Short exercise: Output all the material that follows, exactly as given.

Data section:
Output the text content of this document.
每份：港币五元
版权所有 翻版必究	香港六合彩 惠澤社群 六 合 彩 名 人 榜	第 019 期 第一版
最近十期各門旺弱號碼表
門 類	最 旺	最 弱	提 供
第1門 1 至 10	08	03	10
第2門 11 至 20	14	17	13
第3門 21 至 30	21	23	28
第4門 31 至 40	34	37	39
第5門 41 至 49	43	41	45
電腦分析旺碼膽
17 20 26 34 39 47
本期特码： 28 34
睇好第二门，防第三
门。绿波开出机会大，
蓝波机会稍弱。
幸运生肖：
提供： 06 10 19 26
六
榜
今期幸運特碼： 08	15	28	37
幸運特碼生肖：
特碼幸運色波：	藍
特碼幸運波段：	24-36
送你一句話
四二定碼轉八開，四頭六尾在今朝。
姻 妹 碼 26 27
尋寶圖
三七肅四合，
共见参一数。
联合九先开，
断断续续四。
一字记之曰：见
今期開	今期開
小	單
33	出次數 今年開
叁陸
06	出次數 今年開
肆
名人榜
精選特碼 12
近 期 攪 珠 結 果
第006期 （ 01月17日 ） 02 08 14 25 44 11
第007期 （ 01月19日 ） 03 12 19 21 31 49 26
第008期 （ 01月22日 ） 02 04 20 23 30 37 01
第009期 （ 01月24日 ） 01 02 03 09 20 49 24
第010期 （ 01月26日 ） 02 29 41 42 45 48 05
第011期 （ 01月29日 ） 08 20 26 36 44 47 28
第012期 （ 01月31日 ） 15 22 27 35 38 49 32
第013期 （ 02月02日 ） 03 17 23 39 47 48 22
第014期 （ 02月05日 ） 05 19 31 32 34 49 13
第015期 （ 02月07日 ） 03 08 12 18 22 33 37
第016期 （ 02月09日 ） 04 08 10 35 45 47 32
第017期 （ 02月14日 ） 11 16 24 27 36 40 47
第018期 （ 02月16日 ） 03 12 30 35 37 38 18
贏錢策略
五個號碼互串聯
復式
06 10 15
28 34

Response to this exercise:
Output the text content of this document.
每份：港币五元
版权所有 翻版必究	香港六合彩 惠澤社群 六 合 彩 名 人 榜	第 019 期 第一版
最近十期各門旺弱號碼表
門 類	最 旺	最 弱	提 供
第1門 1 至 10	08	03	10
第2門 11 至 20	14	17	13
第3門 21 至 30	21	23	28
第4門 31 至 40	34	37	39
第5門 41 至 49	43	41	45
電腦分析旺碼膽
17 20 26 34 39 47
本期特码： 28 34
睇好第二门，防第三
门。绿波开出机会大，
蓝波机会稍弱。
幸运生肖：
提供： 06 10 19 26
六
榜
今期幸運特碼： 08	15	28	37
幸運特碼生肖：
特碼幸運色波：	藍
特碼幸運波段：	24-36
送你一句話
四二定碼轉八開，四頭六尾在今朝。
姻 妹 碼 26 27
尋寶圖
三七肅四合，
共见参一数。
联合九先开，
断断续续四。
一字记之曰：见
今期開	今期開
小	單
33	出次數 今年開
叁陸
06	出次數 今年開
肆
名人榜
精選特碼 12
近 期 攪 珠 結 果
第006期 （ 01月17日 ） 02 08 14 25 44 11
第007期 （ 01月19日 ） 03 12 19 21 31 49 26
第008期 （ 01月22日 ） 02 04 20 23 30 37 01
第009期 （ 01月24日 ） 01 02 03 09 20 49 24
第010期 （ 01月26日 ） 02 29 41 42 45 48 05
第011期 （ 01月29日 ） 08 20 26 36 44 47 28
第012期 （ 01月31日 ） 15 22 27 35 38 49 32
第013期 （ 02月02日 ） 03 17 23 39 47 48 22
第014期 （ 02月05日 ） 05 19 31 32 34 49 13
第015期 （ 02月07日 ） 03 08 12 18 22 33 37
第016期 （ 02月09日 ） 04 08 10 35 45 47 32
第017期 （ 02月14日 ） 11 16 24 27 36 40 47
第018期 （ 02月16日 ） 03 12 30 35 37 38 18
贏錢策略
五個號碼互串聯
復式
06 10 15
28 34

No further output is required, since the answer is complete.